### TASK OBJECTIVE
Please copy every line of the records below that holds the word "name".

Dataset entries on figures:
>> START

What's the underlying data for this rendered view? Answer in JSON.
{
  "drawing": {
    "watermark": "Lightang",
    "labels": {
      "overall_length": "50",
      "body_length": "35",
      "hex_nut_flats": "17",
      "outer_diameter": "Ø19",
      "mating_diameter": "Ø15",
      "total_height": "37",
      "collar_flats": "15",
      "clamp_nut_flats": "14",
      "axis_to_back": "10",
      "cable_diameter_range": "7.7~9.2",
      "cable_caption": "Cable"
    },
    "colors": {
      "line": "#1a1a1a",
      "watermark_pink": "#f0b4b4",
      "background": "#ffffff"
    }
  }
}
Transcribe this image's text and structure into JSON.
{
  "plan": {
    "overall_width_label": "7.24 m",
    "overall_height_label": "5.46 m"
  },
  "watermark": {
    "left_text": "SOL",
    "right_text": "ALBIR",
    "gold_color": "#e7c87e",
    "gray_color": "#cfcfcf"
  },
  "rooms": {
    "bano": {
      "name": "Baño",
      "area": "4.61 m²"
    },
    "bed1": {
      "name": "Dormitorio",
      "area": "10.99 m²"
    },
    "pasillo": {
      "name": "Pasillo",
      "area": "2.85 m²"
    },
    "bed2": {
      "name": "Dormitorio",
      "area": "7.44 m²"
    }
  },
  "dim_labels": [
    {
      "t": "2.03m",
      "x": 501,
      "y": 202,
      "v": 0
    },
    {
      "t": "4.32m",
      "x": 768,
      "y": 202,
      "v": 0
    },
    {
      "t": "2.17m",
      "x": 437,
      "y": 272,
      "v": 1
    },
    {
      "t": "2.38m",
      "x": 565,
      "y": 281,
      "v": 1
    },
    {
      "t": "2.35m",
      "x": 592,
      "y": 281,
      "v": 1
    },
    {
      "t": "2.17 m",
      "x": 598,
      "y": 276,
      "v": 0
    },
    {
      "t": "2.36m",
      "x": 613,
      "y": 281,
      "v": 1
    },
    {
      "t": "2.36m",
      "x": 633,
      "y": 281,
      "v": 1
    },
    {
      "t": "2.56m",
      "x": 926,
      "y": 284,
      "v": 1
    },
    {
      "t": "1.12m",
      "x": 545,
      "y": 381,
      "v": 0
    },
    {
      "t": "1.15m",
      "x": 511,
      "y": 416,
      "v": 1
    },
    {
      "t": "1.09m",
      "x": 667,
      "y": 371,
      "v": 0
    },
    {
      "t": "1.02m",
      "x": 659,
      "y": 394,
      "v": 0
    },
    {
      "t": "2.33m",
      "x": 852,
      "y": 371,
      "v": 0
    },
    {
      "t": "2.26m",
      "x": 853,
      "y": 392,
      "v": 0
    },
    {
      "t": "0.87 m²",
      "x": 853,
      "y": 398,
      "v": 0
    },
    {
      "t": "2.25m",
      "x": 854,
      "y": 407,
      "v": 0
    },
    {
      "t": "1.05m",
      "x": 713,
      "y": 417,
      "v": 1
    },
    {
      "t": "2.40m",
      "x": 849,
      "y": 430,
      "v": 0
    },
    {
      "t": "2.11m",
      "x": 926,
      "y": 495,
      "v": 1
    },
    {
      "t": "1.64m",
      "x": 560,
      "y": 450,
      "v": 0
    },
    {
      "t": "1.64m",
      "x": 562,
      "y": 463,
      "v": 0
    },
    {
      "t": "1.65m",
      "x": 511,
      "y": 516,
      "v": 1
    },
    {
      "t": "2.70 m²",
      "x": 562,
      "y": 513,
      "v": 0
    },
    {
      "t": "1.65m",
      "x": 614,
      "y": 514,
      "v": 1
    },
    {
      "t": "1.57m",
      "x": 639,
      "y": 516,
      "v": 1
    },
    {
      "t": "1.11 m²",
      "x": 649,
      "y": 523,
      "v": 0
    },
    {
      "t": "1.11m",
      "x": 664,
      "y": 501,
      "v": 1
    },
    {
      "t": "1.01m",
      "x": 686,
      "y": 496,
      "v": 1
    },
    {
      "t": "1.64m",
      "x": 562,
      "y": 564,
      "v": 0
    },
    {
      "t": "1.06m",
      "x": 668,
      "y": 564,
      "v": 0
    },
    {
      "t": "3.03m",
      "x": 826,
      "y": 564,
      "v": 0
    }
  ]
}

>> END

### TASK OUTPUT
      "name": "Baño",
      "name": "Dormitorio",
      "name": "Pasillo",
      "name": "Dormitorio",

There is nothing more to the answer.